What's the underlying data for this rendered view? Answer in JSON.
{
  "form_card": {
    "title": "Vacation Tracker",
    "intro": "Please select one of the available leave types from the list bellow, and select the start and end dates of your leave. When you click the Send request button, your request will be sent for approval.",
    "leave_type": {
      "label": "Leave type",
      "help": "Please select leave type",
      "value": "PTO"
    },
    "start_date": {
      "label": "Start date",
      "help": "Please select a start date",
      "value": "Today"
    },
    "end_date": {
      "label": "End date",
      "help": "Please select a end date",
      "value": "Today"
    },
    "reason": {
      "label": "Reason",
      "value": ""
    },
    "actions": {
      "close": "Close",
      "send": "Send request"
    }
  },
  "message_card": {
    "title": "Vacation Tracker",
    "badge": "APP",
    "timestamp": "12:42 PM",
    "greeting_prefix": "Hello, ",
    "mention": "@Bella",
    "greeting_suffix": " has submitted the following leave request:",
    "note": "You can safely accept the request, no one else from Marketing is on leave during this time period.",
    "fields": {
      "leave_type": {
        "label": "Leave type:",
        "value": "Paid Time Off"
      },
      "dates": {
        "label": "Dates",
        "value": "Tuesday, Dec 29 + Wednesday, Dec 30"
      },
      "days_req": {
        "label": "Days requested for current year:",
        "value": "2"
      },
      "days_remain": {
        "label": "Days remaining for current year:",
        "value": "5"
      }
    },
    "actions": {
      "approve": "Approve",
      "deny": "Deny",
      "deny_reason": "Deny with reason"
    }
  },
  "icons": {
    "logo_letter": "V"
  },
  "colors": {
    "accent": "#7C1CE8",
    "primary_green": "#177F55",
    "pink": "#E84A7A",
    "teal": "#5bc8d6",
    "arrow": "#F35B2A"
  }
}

TASK BRIEF: Take the listing above and write it out again exactly.

ANSWER TO THIS TASK:
What's the underlying data for this rendered view? Answer in JSON.
{
  "form_card": {
    "title": "Vacation Tracker",
    "intro": "Please select one of the available leave types from the list bellow, and select the start and end dates of your leave. When you click the Send request button, your request will be sent for approval.",
    "leave_type": {
      "label": "Leave type",
      "help": "Please select leave type",
      "value": "PTO"
    },
    "start_date": {
      "label": "Start date",
      "help": "Please select a start date",
      "value": "Today"
    },
    "end_date": {
      "label": "End date",
      "help": "Please select a end date",
      "value": "Today"
    },
    "reason": {
      "label": "Reason",
      "value": ""
    },
    "actions": {
      "close": "Close",
      "send": "Send request"
    }
  },
  "message_card": {
    "title": "Vacation Tracker",
    "badge": "APP",
    "timestamp": "12:42 PM",
    "greeting_prefix": "Hello, ",
    "mention": "@Bella",
    "greeting_suffix": " has submitted the following leave request:",
    "note": "You can safely accept the request, no one else from Marketing is on leave during this time period.",
    "fields": {
      "leave_type": {
        "label": "Leave type:",
        "value": "Paid Time Off"
      },
      "dates": {
        "label": "Dates",
        "value": "Tuesday, Dec 29 + Wednesday, Dec 30"
      },
      "days_req": {
        "label": "Days requested for current year:",
        "value": "2"
      },
      "days_remain": {
        "label": "Days remaining for current year:",
        "value": "5"
      }
    },
    "actions": {
      "approve": "Approve",
      "deny": "Deny",
      "deny_reason": "Deny with reason"
    }
  },
  "icons": {
    "logo_letter": "V"
  },
  "colors": {
    "accent": "#7C1CE8",
    "primary_green": "#177F55",
    "pink": "#E84A7A",
    "teal": "#5bc8d6",
    "arrow": "#F35B2A"
  }
}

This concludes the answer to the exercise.